> **GIVEN TASK**:
Can you output the records below exactly as they are written?

> **STORED ROWS**:
────────────────
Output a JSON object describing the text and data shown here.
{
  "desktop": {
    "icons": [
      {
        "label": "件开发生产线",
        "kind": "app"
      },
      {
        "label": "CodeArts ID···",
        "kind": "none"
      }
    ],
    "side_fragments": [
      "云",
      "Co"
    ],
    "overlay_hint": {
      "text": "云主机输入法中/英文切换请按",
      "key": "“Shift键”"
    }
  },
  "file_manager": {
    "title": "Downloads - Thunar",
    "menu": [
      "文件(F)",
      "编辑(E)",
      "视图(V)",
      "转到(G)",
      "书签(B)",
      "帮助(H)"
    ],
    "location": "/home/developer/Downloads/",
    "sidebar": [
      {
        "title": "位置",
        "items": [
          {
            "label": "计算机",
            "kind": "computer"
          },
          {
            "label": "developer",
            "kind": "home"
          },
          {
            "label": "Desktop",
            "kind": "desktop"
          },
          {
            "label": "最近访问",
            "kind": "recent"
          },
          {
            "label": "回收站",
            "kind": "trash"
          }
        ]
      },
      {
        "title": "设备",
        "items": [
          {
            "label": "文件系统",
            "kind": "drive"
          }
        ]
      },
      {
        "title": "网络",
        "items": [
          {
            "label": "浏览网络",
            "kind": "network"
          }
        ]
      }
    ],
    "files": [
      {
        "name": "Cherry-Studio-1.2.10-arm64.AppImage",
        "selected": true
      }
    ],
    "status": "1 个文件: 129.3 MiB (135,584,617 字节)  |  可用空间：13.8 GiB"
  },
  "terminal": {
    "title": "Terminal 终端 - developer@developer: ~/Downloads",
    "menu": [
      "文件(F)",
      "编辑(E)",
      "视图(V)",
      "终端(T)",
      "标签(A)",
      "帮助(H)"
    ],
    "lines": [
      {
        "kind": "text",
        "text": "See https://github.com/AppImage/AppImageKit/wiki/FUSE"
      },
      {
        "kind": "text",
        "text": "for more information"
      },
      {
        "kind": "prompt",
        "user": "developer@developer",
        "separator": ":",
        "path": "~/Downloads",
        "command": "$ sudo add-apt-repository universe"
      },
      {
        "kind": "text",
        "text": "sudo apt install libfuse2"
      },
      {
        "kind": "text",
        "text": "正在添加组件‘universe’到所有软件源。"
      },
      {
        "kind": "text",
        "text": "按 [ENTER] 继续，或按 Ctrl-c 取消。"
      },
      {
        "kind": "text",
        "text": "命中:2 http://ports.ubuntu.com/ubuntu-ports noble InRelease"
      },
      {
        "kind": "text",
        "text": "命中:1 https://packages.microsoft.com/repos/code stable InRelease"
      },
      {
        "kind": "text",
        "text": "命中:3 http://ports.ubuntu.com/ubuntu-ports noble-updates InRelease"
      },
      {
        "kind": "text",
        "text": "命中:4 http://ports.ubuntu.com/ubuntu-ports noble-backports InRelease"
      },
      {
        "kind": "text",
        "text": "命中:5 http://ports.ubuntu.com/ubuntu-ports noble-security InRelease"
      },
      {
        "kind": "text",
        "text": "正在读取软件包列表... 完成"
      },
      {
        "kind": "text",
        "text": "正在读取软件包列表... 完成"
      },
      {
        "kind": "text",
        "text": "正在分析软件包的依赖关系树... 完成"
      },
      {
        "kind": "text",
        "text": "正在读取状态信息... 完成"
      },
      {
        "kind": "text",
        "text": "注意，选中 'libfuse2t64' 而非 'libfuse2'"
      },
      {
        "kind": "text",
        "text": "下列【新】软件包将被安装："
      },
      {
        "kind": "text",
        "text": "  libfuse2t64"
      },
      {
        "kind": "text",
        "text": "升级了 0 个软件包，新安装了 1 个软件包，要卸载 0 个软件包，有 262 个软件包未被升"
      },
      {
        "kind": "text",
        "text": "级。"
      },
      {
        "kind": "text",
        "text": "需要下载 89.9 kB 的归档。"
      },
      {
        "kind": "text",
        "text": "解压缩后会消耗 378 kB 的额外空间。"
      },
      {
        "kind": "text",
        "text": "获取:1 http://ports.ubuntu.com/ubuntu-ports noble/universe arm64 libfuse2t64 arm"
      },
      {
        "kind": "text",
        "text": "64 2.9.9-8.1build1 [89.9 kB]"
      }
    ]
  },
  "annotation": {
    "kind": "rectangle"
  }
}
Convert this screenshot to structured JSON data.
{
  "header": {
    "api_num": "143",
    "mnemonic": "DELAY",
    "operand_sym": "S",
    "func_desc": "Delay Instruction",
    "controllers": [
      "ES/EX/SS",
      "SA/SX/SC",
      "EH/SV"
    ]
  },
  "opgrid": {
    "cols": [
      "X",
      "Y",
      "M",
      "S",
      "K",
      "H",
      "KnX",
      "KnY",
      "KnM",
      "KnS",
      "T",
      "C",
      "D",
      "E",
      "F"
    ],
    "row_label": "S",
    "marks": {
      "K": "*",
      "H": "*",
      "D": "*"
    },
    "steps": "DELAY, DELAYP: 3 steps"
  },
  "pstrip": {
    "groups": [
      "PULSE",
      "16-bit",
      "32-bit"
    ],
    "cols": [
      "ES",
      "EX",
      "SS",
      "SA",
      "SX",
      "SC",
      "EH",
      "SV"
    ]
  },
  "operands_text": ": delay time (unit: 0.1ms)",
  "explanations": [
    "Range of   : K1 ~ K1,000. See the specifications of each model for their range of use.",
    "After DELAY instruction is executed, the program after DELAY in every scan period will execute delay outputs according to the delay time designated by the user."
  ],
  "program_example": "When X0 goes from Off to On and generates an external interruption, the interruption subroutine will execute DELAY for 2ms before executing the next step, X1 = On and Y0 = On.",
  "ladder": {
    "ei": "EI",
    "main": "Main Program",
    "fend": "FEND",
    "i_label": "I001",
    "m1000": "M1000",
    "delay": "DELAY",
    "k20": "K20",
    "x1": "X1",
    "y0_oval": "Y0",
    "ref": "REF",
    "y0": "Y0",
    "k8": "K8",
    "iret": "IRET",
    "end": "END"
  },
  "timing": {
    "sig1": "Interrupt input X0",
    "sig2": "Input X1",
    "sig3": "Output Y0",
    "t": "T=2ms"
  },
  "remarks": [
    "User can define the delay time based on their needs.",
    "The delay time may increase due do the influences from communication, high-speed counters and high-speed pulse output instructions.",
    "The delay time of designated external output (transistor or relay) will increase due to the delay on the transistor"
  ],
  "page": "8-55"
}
────────────────
> **EXERCISE RESPONSE**:
Output a JSON object describing the text and data shown here.
{
  "desktop": {
    "icons": [
      {
        "label": "件开发生产线",
        "kind": "app"
      },
      {
        "label": "CodeArts ID···",
        "kind": "none"
      }
    ],
    "side_fragments": [
      "云",
      "Co"
    ],
    "overlay_hint": {
      "text": "云主机输入法中/英文切换请按",
      "key": "“Shift键”"
    }
  },
  "file_manager": {
    "title": "Downloads - Thunar",
    "menu": [
      "文件(F)",
      "编辑(E)",
      "视图(V)",
      "转到(G)",
      "书签(B)",
      "帮助(H)"
    ],
    "location": "/home/developer/Downloads/",
    "sidebar": [
      {
        "title": "位置",
        "items": [
          {
            "label": "计算机",
            "kind": "computer"
          },
          {
            "label": "developer",
            "kind": "home"
          },
          {
            "label": "Desktop",
            "kind": "desktop"
          },
          {
            "label": "最近访问",
            "kind": "recent"
          },
          {
            "label": "回收站",
            "kind": "trash"
          }
        ]
      },
      {
        "title": "设备",
        "items": [
          {
            "label": "文件系统",
            "kind": "drive"
          }
        ]
      },
      {
        "title": "网络",
        "items": [
          {
            "label": "浏览网络",
            "kind": "network"
          }
        ]
      }
    ],
    "files": [
      {
        "name": "Cherry-Studio-1.2.10-arm64.AppImage",
        "selected": true
      }
    ],
    "status": "1 个文件: 129.3 MiB (135,584,617 字节)  |  可用空间：13.8 GiB"
  },
  "terminal": {
    "title": "Terminal 终端 - developer@developer: ~/Downloads",
    "menu": [
      "文件(F)",
      "编辑(E)",
      "视图(V)",
      "终端(T)",
      "标签(A)",
      "帮助(H)"
    ],
    "lines": [
      {
        "kind": "text",
        "text": "See https://github.com/AppImage/AppImageKit/wiki/FUSE"
      },
      {
        "kind": "text",
        "text": "for more information"
      },
      {
        "kind": "prompt",
        "user": "developer@developer",
        "separator": ":",
        "path": "~/Downloads",
        "command": "$ sudo add-apt-repository universe"
      },
      {
        "kind": "text",
        "text": "sudo apt install libfuse2"
      },
      {
        "kind": "text",
        "text": "正在添加组件‘universe’到所有软件源。"
      },
      {
        "kind": "text",
        "text": "按 [ENTER] 继续，或按 Ctrl-c 取消。"
      },
      {
        "kind": "text",
        "text": "命中:2 http://ports.ubuntu.com/ubuntu-ports noble InRelease"
      },
      {
        "kind": "text",
        "text": "命中:1 https://packages.microsoft.com/repos/code stable InRelease"
      },
      {
        "kind": "text",
        "text": "命中:3 http://ports.ubuntu.com/ubuntu-ports noble-updates InRelease"
      },
      {
        "kind": "text",
        "text": "命中:4 http://ports.ubuntu.com/ubuntu-ports noble-backports InRelease"
      },
      {
        "kind": "text",
        "text": "命中:5 http://ports.ubuntu.com/ubuntu-ports noble-security InRelease"
      },
      {
        "kind": "text",
        "text": "正在读取软件包列表... 完成"
      },
      {
        "kind": "text",
        "text": "正在读取软件包列表... 完成"
      },
      {
        "kind": "text",
        "text": "正在分析软件包的依赖关系树... 完成"
      },
      {
        "kind": "text",
        "text": "正在读取状态信息... 完成"
      },
      {
        "kind": "text",
        "text": "注意，选中 'libfuse2t64' 而非 'libfuse2'"
      },
      {
        "kind": "text",
        "text": "下列【新】软件包将被安装："
      },
      {
        "kind": "text",
        "text": "  libfuse2t64"
      },
      {
        "kind": "text",
        "text": "升级了 0 个软件包，新安装了 1 个软件包，要卸载 0 个软件包，有 262 个软件包未被升"
      },
      {
        "kind": "text",
        "text": "级。"
      },
      {
        "kind": "text",
        "text": "需要下载 89.9 kB 的归档。"
      },
      {
        "kind": "text",
        "text": "解压缩后会消耗 378 kB 的额外空间。"
      },
      {
        "kind": "text",
        "text": "获取:1 http://ports.ubuntu.com/ubuntu-ports noble/universe arm64 libfuse2t64 arm"
      },
      {
        "kind": "text",
        "text": "64 2.9.9-8.1build1 [89.9 kB]"
      }
    ]
  },
  "annotation": {
    "kind": "rectangle"
  }
}
Convert this screenshot to structured JSON data.
{
  "header": {
    "api_num": "143",
    "mnemonic": "DELAY",
    "operand_sym": "S",
    "func_desc": "Delay Instruction",
    "controllers": [
      "ES/EX/SS",
      "SA/SX/SC",
      "EH/SV"
    ]
  },
  "opgrid": {
    "cols": [
      "X",
      "Y",
      "M",
      "S",
      "K",
      "H",
      "KnX",
      "KnY",
      "KnM",
      "KnS",
      "T",
      "C",
      "D",
      "E",
      "F"
    ],
    "row_label": "S",
    "marks": {
      "K": "*",
      "H": "*",
      "D": "*"
    },
    "steps": "DELAY, DELAYP: 3 steps"
  },
  "pstrip": {
    "groups": [
      "PULSE",
      "16-bit",
      "32-bit"
    ],
    "cols": [
      "ES",
      "EX",
      "SS",
      "SA",
      "SX",
      "SC",
      "EH",
      "SV"
    ]
  },
  "operands_text": ": delay time (unit: 0.1ms)",
  "explanations": [
    "Range of   : K1 ~ K1,000. See the specifications of each model for their range of use.",
    "After DELAY instruction is executed, the program after DELAY in every scan period will execute delay outputs according to the delay time designated by the user."
  ],
  "program_example": "When X0 goes from Off to On and generates an external interruption, the interruption subroutine will execute DELAY for 2ms before executing the next step, X1 = On and Y0 = On.",
  "ladder": {
    "ei": "EI",
    "main": "Main Program",
    "fend": "FEND",
    "i_label": "I001",
    "m1000": "M1000",
    "delay": "DELAY",
    "k20": "K20",
    "x1": "X1",
    "y0_oval": "Y0",
    "ref": "REF",
    "y0": "Y0",
    "k8": "K8",
    "iret": "IRET",
    "end": "END"
  },
  "timing": {
    "sig1": "Interrupt input X0",
    "sig2": "Input X1",
    "sig3": "Output Y0",
    "t": "T=2ms"
  },
  "remarks": [
    "User can define the delay time based on their needs.",
    "The delay time may increase due do the influences from communication, high-speed counters and high-speed pulse output instructions.",
    "The delay time of designated external output (transistor or relay) will increase due to the delay on the transistor"
  ],
  "page": "8-55"
}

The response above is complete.